Document section:
Few HR mistakes can blow up faster than the simple misclassification of a nonexempt employee. A single Fair Labor Standards Act classification error—paying a flat salary to someone who should be receiving hourly wages (plus overtime)—can easily become an attorney’s meal ticket, as well as an employer’s ticket to the poorhouse.
Attorneys in such cases typically try to take a case involving just one employee and turn it into a collective action. They’ll ask a judge to have the employer identify all other similarly situated employees, all of whom will receive notice of the lawsuit. If they join the suit, that magnifies the possible unpaid overtime and wages, plus penalties and attorneys’ fees.
Advice: Prevent this costly calamity by regularly reviewing your positions to make sure you have properly classified everyone. Do so every time you update a job description to reflect any new responsibilities.
Recent case: Laurence Ritzer and Lou Tesoro worked as technical support staffers at a bank, helping employees nationwide with computer problems. They were classified as exempt and ineligible for overtime.

Task to complete: In the passage on employee misclassification, rename "technical support staffers" as "help desk workers" and write out the text from "Advice: Prevent this" up to and including "ineligible for overtime.". The listing that follows has no connection to the passage on employee misclassification.

Given entries:
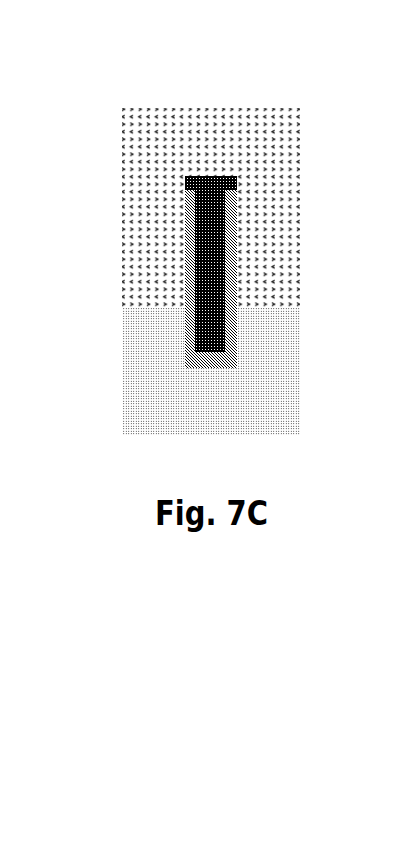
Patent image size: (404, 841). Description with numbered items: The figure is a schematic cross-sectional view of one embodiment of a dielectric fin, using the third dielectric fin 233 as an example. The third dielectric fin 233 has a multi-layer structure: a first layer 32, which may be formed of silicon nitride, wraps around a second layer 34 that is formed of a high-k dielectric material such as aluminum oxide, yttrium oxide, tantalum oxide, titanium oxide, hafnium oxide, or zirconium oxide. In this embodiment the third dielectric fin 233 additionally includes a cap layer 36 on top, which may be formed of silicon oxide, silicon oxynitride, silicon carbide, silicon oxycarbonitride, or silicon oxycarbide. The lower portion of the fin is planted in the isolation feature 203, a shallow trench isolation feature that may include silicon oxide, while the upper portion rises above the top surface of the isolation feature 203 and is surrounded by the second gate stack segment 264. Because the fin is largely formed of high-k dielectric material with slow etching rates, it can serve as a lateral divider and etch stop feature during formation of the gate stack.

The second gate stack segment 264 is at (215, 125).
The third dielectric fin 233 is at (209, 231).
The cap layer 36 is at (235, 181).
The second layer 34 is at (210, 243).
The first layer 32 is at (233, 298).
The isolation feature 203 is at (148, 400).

Output below:
Advice: Prevent this costly calamity by regularly reviewing your positions to make sure you have properly classified everyone. Do so every time you update a job description to reflect any new responsibilities.
Recent case: Laurence Ritzer and Lou Tesoro worked as help desk workers at a bank, helping employees nationwide with computer problems. They were classified as exempt and ineligible for overtime.